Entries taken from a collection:
^^^^
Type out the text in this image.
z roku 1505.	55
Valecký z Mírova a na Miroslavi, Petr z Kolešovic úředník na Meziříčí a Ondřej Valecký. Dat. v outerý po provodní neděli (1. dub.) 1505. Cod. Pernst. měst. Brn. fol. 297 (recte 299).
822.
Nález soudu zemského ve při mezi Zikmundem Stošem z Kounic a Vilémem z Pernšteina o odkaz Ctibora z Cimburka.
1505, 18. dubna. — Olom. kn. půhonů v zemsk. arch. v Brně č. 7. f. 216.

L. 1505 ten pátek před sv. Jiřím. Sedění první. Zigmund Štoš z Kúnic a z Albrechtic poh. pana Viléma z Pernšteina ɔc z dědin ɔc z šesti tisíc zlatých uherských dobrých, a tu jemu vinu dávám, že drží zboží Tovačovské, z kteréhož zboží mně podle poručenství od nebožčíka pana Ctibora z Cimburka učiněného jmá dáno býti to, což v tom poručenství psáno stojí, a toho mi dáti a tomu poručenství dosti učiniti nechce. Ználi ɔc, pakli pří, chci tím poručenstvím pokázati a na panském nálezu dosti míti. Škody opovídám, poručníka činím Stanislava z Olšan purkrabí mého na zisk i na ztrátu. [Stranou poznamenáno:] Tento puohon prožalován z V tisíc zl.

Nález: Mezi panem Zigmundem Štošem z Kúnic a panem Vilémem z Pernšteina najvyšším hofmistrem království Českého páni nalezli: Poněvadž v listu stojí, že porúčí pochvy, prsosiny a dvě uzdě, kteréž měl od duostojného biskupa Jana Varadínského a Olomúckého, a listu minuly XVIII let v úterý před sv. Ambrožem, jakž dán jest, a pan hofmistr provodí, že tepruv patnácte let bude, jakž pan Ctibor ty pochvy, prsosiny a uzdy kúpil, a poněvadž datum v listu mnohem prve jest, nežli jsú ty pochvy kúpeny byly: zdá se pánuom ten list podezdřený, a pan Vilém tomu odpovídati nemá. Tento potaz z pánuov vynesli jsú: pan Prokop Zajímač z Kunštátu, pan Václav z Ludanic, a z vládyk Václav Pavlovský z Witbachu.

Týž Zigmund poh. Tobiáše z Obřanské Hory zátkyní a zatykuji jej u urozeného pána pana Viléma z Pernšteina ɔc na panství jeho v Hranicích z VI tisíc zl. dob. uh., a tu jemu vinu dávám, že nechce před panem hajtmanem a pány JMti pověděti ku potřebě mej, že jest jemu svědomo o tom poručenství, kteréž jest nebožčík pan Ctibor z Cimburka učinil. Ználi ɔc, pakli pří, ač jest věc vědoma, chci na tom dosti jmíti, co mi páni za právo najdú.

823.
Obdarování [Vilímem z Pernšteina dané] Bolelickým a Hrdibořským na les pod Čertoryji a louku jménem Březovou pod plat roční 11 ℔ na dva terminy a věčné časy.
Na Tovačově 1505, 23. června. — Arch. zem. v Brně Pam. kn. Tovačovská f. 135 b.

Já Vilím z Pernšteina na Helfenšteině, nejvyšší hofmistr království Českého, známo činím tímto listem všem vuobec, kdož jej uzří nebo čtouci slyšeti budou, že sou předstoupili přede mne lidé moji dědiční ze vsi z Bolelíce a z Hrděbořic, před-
^^^^
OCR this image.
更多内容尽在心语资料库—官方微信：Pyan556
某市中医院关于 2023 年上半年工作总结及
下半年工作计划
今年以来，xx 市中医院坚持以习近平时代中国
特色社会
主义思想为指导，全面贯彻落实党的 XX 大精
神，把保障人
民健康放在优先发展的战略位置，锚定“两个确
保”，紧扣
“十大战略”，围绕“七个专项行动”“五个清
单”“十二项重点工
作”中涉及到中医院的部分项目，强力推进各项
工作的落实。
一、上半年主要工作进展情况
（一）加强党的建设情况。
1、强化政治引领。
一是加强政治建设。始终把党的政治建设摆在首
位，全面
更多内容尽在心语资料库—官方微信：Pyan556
^^^^
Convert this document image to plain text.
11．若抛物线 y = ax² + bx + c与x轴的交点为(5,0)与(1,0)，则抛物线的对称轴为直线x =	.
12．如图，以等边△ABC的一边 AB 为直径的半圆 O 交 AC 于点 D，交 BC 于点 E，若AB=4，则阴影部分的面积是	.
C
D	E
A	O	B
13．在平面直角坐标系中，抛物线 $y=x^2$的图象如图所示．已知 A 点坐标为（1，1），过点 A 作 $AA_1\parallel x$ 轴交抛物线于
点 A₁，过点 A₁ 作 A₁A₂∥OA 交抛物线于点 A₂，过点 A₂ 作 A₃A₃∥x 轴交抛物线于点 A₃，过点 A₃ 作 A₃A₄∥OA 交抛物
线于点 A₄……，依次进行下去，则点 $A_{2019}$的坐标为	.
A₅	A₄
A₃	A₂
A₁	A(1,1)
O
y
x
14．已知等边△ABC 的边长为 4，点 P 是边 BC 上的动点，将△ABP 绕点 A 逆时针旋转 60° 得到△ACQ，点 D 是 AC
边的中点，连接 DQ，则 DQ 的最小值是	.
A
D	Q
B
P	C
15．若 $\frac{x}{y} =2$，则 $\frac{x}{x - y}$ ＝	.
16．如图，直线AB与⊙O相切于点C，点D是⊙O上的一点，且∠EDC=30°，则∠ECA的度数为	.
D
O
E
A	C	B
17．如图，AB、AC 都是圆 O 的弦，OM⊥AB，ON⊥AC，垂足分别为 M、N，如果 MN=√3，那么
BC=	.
^^^^
Report each line of the material above where the word "Tento" appears.

§ Solved exercise:
L. 1505 ten pátek před sv. Jiřím. Sedění první. Zigmund Štoš z Kúnic a z Albrechtic poh. pana Viléma z Pernšteina ɔc z dědin ɔc z šesti tisíc zlatých uherských dobrých, a tu jemu vinu dávám, že drží zboží Tovačovské, z kteréhož zboží mně podle poručenství od nebožčíka pana Ctibora z Cimburka učiněného jmá dáno býti to, což v tom poručenství psáno stojí, a toho mi dáti a tomu poručenství dosti učiniti nechce. Ználi ɔc, pakli pří, chci tím poručenstvím pokázati a na panském nálezu dosti míti. Škody opovídám, poručníka činím Stanislava z Olšan purkrabí mého na zisk i na ztrátu. [Stranou poznamenáno:] Tento puohon prožalován z V tisíc zl.
Nález: Mezi panem Zigmundem Štošem z Kúnic a panem Vilémem z Pernšteina najvyšším hofmistrem království Českého páni nalezli: Poněvadž v listu stojí, že porúčí pochvy, prsosiny a dvě uzdě, kteréž měl od duostojného biskupa Jana Varadínského a Olomúckého, a listu minuly XVIII let v úterý před sv. Ambrožem, jakž dán jest, a pan hofmistr provodí, že tepruv patnácte let bude, jakž pan Ctibor ty pochvy, prsosiny a uzdy kúpil, a poněvadž datum v listu mnohem prve jest, nežli jsú ty pochvy kúpeny byly: zdá se pánuom ten list podezdřený, a pan Vilém tomu odpovídati nemá. Tento potaz z pánuov vynesli jsú: pan Prokop Zajímač z Kunštátu, pan Václav z Ludanic, a z vládyk Václav Pavlovský z Witbachu.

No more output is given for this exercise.